- EXERCISE DESCRIPTION
Omit all images. Write out the rest of the material exactly.

- SUPPLIED MATERIAL
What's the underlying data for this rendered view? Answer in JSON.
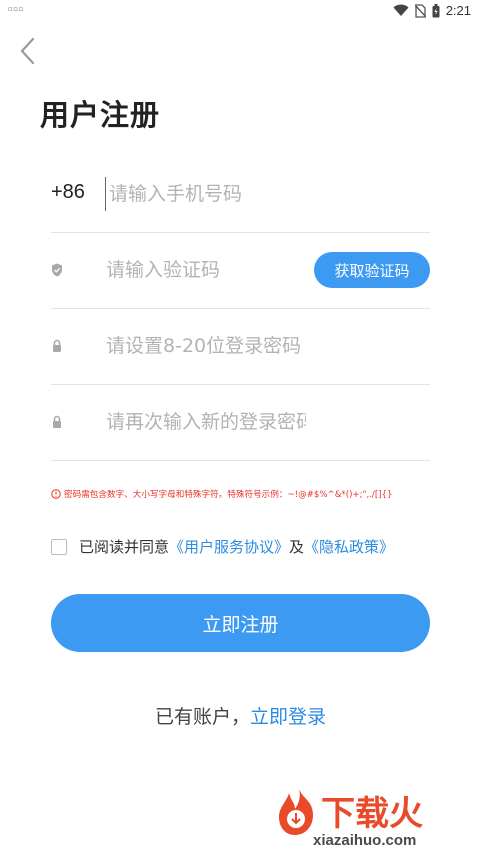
{
  "status_bar": {
    "left_text": "▫▫▫",
    "time": "2:21",
    "icons": [
      "wifi-icon",
      "no-sim-icon",
      "battery-icon"
    ]
  },
  "header": {
    "back_icon": "chevron-left-icon",
    "title": "用户注册"
  },
  "form": {
    "country_code": "+86",
    "phone_placeholder": "请输入手机号码",
    "code_placeholder": "请输入验证码",
    "get_code_label": "获取验证码",
    "password_placeholder": "请设置8-20位登录密码",
    "confirm_placeholder": "请再次输入新的登录密码",
    "icons": {
      "code": "shield-icon",
      "password": "lock-icon",
      "confirm": "lock-icon"
    }
  },
  "hint": {
    "icon": "alert-circle-icon",
    "text": "密码需包含数字、大小写字母和特殊字符。特殊符号示例：~!@#$%^&*()+;\",./[]{}"
  },
  "agreement": {
    "prefix": "已阅读并同意",
    "terms": "《用户服务协议》",
    "and": "及",
    "privacy": "《隐私政策》"
  },
  "register_label": "立即注册",
  "login": {
    "prefix": "已有账户，",
    "link": "立即登录"
  },
  "watermark": {
    "brand": "下载火",
    "url": "xiazaihuo.com"
  },
  "colors": {
    "accent": "#3d9af2",
    "link": "#2a8be0",
    "error": "#e8332a",
    "watermark": "#e84a2a"
  }
}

- EXERCISE RESPONSE
What's the underlying data for this rendered view? Answer in JSON.
{
  "status_bar": {
    "left_text": "▫▫▫",
    "time": "2:21",
    "icons": [
      "wifi-icon",
      "no-sim-icon",
      "battery-icon"
    ]
  },
  "header": {
    "back_icon": "chevron-left-icon",
    "title": "用户注册"
  },
  "form": {
    "country_code": "+86",
    "phone_placeholder": "请输入手机号码",
    "code_placeholder": "请输入验证码",
    "get_code_label": "获取验证码",
    "password_placeholder": "请设置8-20位登录密码",
    "confirm_placeholder": "请再次输入新的登录密码",
    "icons": {
      "code": "shield-icon",
      "password": "lock-icon",
      "confirm": "lock-icon"
    }
  },
  "hint": {
    "icon": "alert-circle-icon",
    "text": "密码需包含数字、大小写字母和特殊字符。特殊符号示例：~!@#$%^&*()+;\",./[]{}"
  },
  "agreement": {
    "prefix": "已阅读并同意",
    "terms": "《用户服务协议》",
    "and": "及",
    "privacy": "《隐私政策》"
  },
  "register_label": "立即注册",
  "login": {
    "prefix": "已有账户，",
    "link": "立即登录"
  },
  "watermark": {
    "brand": "下载火",
    "url": "xiazaihuo.com"
  },
  "colors": {
    "accent": "#3d9af2",
    "link": "#2a8be0",
    "error": "#e8332a",
    "watermark": "#e84a2a"
  }
}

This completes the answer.